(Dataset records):
[start]

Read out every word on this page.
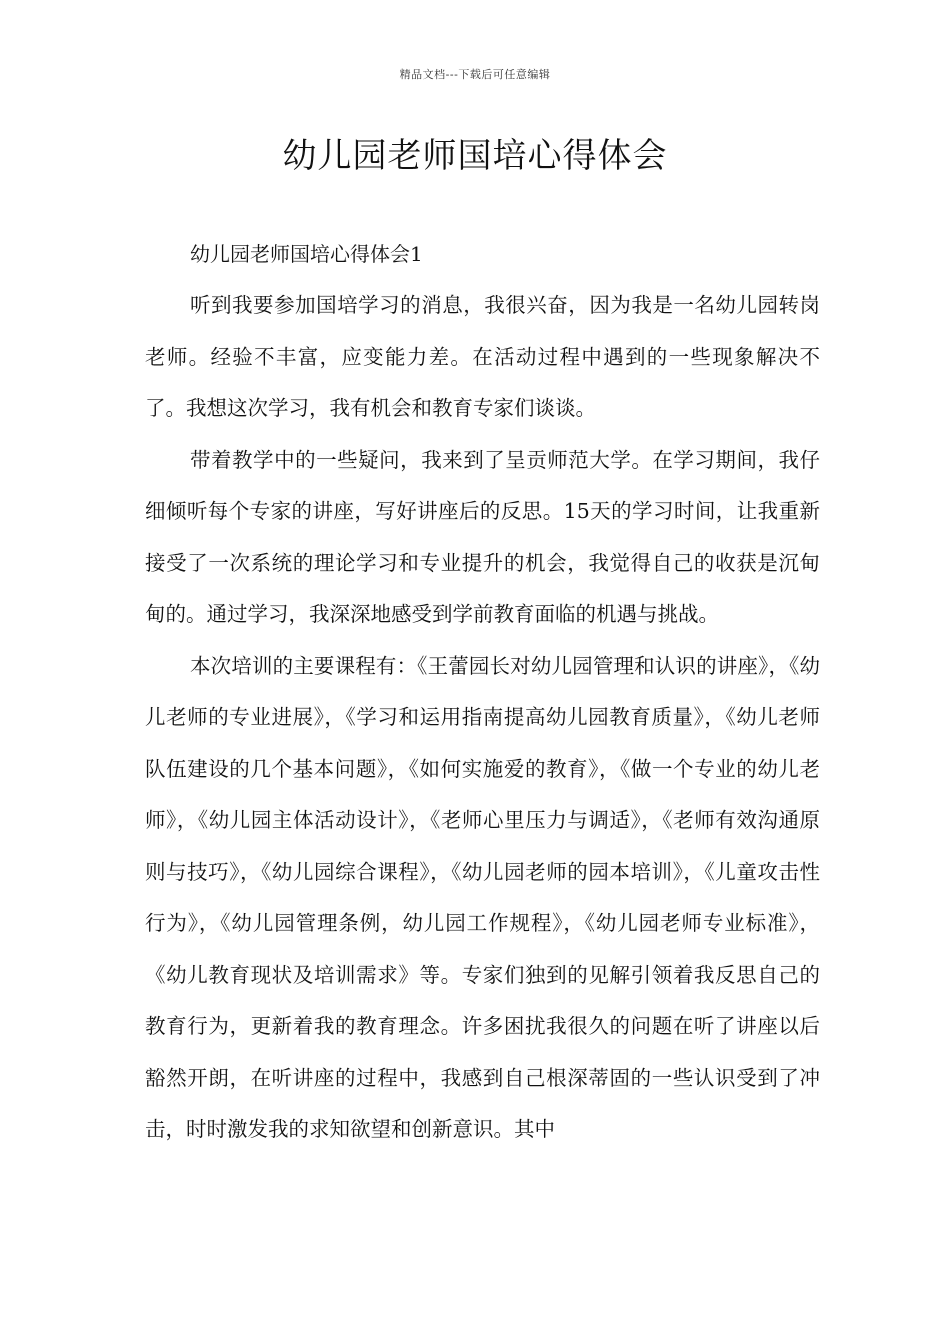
精品文档---下载后可任意编辑
幼儿园老师国培心得体会

幼儿园老师国培心得体会1

听到我要参加国培学习的消息，我很兴奋，因为我是一名幼儿园转岗老师。经验不丰富，应变能力差。在活动过程中遇到的一些现象解决不了。我想这次学习，我有机会和教育专家们谈谈。

带着教学中的一些疑问，我来到了呈贡师范大学。在学习期间，我仔细倾听每个专家的讲座，写好讲座后的反思。15天的学习时间，让我重新接受了一次系统的理论学习和专业提升的机会，我觉得自己的收获是沉甸甸的。通过学习，我深深地感受到学前教育面临的机遇与挑战。

本次培训的主要课程有：《王蕾园长对幼儿园管理和认识的讲座》，《幼儿老师的专业进展》，《学习和运用指南提高幼儿园教育质量》，《幼儿老师队伍建设的几个基本问题》，《如何实施爱的教育》，《做一个专业的幼儿老师》，《幼儿园主体活动设计》，《老师心里压力与调适》，《老师有效沟通原则与技巧》，《幼儿园综合课程》，《幼儿园老师的园本培训》，《儿童攻击性行为》，《幼儿园管理条例，幼儿园工作规程》，《幼儿园老师专业标准》，《幼儿教育现状及培训需求》等。专家们独到的见解引领着我反思自己的教育行为，更新着我的教育理念。许多困扰我很久的问题在听了讲座以后豁然开朗，在听讲座的过程中，我感到自己根深蒂固的一些认识受到了冲击，时时激发我的求知欲望和创新意识。其中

[end]

Copy out all the data exactly; skip the pictures.

(FULL ANSWER):
Read out every word on this page.
精品文档---下载后可任意编辑
幼儿园老师国培心得体会

幼儿园老师国培心得体会1

听到我要参加国培学习的消息，我很兴奋，因为我是一名幼儿园转岗老师。经验不丰富，应变能力差。在活动过程中遇到的一些现象解决不了。我想这次学习，我有机会和教育专家们谈谈。

带着教学中的一些疑问，我来到了呈贡师范大学。在学习期间，我仔细倾听每个专家的讲座，写好讲座后的反思。15天的学习时间，让我重新接受了一次系统的理论学习和专业提升的机会，我觉得自己的收获是沉甸甸的。通过学习，我深深地感受到学前教育面临的机遇与挑战。

本次培训的主要课程有：《王蕾园长对幼儿园管理和认识的讲座》，《幼儿老师的专业进展》，《学习和运用指南提高幼儿园教育质量》，《幼儿老师队伍建设的几个基本问题》，《如何实施爱的教育》，《做一个专业的幼儿老师》，《幼儿园主体活动设计》，《老师心里压力与调适》，《老师有效沟通原则与技巧》，《幼儿园综合课程》，《幼儿园老师的园本培训》，《儿童攻击性行为》，《幼儿园管理条例，幼儿园工作规程》，《幼儿园老师专业标准》，《幼儿教育现状及培训需求》等。专家们独到的见解引领着我反思自己的教育行为，更新着我的教育理念。许多困扰我很久的问题在听了讲座以后豁然开朗，在听讲座的过程中，我感到自己根深蒂固的一些认识受到了冲击，时时激发我的求知欲望和创新意识。其中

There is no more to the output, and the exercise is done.